• Goal
Using the entries below, transcribe exactly the line containing "Extract the structured data from this chart" and each line that follows it to the end.
* BEGIN Records shown *
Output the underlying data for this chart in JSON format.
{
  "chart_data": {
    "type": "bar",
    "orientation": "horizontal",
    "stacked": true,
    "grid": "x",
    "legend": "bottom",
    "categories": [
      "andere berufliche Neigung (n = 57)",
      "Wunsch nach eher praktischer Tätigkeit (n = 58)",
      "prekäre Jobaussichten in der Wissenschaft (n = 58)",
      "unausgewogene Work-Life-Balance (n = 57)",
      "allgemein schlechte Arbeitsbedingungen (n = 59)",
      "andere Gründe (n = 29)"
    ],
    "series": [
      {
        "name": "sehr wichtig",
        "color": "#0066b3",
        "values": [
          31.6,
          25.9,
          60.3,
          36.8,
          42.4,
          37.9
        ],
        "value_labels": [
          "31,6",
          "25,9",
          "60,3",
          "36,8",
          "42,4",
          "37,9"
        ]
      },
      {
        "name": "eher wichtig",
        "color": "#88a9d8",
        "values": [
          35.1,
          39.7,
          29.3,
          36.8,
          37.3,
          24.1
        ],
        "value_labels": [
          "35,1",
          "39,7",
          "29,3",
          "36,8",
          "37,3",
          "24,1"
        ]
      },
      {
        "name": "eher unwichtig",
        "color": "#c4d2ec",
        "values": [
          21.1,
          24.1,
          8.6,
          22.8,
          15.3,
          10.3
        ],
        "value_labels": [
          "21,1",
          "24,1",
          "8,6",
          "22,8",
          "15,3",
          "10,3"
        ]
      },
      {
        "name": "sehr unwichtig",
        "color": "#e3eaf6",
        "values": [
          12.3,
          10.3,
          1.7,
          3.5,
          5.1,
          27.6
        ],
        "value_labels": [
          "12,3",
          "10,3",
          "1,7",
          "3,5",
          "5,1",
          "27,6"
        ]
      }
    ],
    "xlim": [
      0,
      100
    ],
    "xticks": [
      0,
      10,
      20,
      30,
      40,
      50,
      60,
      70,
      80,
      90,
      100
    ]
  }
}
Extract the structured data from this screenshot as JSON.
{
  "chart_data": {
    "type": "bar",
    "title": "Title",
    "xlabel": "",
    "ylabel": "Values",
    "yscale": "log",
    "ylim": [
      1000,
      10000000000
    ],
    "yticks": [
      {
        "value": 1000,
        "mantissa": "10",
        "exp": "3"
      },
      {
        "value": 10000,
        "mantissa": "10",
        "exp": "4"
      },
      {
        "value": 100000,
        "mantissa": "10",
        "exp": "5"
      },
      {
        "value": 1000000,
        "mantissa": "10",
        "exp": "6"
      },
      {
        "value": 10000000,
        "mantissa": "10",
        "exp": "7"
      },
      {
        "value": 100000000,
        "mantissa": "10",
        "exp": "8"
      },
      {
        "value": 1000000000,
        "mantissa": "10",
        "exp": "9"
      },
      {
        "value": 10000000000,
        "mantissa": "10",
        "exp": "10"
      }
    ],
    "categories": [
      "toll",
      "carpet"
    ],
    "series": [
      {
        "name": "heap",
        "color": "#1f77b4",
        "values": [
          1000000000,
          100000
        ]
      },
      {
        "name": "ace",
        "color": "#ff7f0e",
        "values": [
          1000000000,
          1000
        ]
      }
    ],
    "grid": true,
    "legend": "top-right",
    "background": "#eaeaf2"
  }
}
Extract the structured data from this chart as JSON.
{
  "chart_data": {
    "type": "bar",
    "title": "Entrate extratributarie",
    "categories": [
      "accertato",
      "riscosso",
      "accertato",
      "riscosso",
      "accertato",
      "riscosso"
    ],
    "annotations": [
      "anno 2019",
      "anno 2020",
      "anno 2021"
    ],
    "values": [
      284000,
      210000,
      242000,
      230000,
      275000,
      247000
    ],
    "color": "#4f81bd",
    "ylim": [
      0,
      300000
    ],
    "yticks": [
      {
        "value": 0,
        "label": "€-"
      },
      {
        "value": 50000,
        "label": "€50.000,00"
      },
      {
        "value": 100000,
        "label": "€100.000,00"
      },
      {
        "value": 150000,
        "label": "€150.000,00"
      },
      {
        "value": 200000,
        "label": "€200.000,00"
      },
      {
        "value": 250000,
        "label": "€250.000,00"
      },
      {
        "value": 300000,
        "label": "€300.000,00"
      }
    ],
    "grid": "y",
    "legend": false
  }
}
* END Records shown *
• The answer
Extract the structured data from this chart as JSON.
{
  "chart_data": {
    "type": "bar",
    "title": "Entrate extratributarie",
    "categories": [
      "accertato",
      "riscosso",
      "accertato",
      "riscosso",
      "accertato",
      "riscosso"
    ],
    "annotations": [
      "anno 2019",
      "anno 2020",
      "anno 2021"
    ],
    "values": [
      284000,
      210000,
      242000,
      230000,
      275000,
      247000
    ],
    "color": "#4f81bd",
    "ylim": [
      0,
      300000
    ],
    "yticks": [
      {
        "value": 0,
        "label": "€-"
      },
      {
        "value": 50000,
        "label": "€50.000,00"
      },
      {
        "value": 100000,
        "label": "€100.000,00"
      },
      {
        "value": 150000,
        "label": "€150.000,00"
      },
      {
        "value": 200000,
        "label": "€200.000,00"
      },
      {
        "value": 250000,
        "label": "€250.000,00"
      },
      {
        "value": 300000,
        "label": "€300.000,00"
      }
    ],
    "grid": "y",
    "legend": false
  }
}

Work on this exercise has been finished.